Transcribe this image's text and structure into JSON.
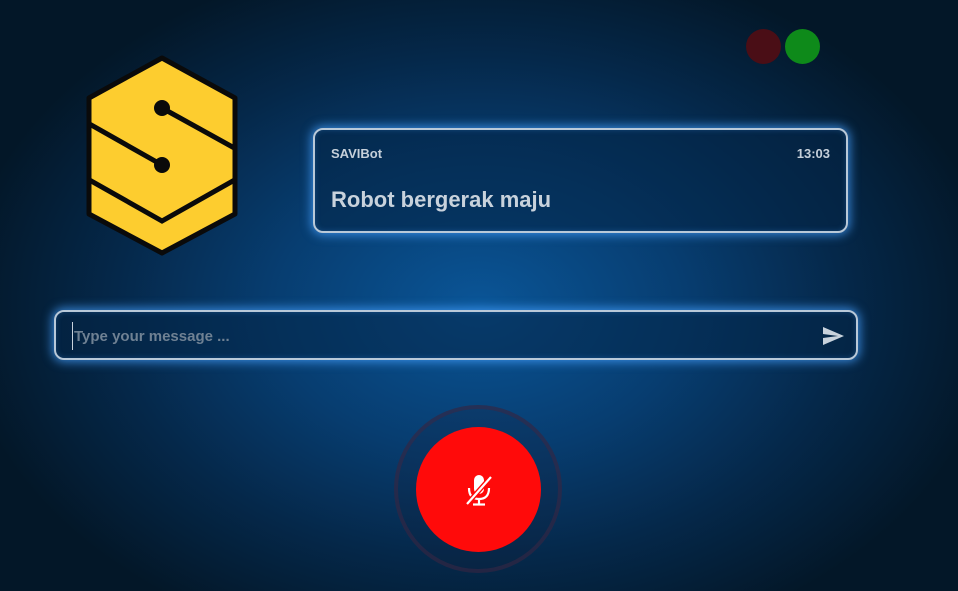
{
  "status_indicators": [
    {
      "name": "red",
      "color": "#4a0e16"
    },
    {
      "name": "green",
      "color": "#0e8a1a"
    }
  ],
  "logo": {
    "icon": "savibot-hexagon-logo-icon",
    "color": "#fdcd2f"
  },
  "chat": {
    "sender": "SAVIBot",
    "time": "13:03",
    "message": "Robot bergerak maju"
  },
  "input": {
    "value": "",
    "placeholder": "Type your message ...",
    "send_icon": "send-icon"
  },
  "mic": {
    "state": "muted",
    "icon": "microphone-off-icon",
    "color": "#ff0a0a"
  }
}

---

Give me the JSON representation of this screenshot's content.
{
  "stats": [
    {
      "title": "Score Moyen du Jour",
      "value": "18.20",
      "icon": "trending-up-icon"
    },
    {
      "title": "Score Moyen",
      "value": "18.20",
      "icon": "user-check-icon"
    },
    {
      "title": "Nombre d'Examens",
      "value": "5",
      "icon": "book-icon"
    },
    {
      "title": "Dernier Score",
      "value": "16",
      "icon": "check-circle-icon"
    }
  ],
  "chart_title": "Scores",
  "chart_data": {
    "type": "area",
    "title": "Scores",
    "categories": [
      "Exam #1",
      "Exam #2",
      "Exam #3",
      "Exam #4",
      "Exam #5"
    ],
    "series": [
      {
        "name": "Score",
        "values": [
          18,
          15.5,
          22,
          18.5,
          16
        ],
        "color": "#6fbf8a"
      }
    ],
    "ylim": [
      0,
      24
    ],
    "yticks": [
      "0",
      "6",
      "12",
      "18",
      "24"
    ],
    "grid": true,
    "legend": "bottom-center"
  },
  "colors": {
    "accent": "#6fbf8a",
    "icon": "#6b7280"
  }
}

- Goal -
In the entries above, count each line holding "message" and report the total and nothing more.

- Solution to the exercise -
2